— BEGIN Entries —

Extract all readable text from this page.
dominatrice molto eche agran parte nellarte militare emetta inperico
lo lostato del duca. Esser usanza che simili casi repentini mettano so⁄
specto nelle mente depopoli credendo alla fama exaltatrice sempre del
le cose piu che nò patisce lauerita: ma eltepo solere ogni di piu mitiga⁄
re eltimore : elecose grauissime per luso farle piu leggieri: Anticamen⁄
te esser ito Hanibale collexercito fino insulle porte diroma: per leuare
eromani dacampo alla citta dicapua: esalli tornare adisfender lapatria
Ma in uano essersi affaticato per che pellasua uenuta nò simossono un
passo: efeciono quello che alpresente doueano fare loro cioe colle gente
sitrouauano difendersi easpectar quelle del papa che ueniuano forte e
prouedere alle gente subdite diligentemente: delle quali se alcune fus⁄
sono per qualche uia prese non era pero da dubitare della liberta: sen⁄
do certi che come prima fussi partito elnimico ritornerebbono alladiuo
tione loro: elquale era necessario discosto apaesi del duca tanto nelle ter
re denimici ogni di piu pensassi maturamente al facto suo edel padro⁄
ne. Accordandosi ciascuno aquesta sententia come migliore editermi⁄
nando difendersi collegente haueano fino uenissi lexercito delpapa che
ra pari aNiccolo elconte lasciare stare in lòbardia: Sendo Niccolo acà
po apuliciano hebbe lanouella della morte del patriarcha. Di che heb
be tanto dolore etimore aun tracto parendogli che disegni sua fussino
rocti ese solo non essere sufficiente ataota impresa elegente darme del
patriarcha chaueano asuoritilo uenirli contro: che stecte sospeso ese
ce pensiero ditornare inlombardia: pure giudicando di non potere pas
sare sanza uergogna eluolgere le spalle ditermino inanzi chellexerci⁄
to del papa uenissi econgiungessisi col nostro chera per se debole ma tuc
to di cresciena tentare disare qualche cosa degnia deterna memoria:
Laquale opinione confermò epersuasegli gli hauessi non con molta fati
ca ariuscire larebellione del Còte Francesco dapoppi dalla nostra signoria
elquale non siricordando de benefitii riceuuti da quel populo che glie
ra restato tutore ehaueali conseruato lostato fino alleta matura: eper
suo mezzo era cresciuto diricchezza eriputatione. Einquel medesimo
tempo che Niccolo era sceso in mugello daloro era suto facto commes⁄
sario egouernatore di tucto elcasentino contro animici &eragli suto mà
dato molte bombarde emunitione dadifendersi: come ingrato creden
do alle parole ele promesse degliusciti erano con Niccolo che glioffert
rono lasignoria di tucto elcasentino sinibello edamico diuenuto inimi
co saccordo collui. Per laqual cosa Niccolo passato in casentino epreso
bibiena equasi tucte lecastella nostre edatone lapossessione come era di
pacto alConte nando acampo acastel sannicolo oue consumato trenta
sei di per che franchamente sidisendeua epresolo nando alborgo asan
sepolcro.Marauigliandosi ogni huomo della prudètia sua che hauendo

— END Entries —

Task goal: State how many lines of the listing above include the word "fino". Give nothing but the number.

Finished task: 3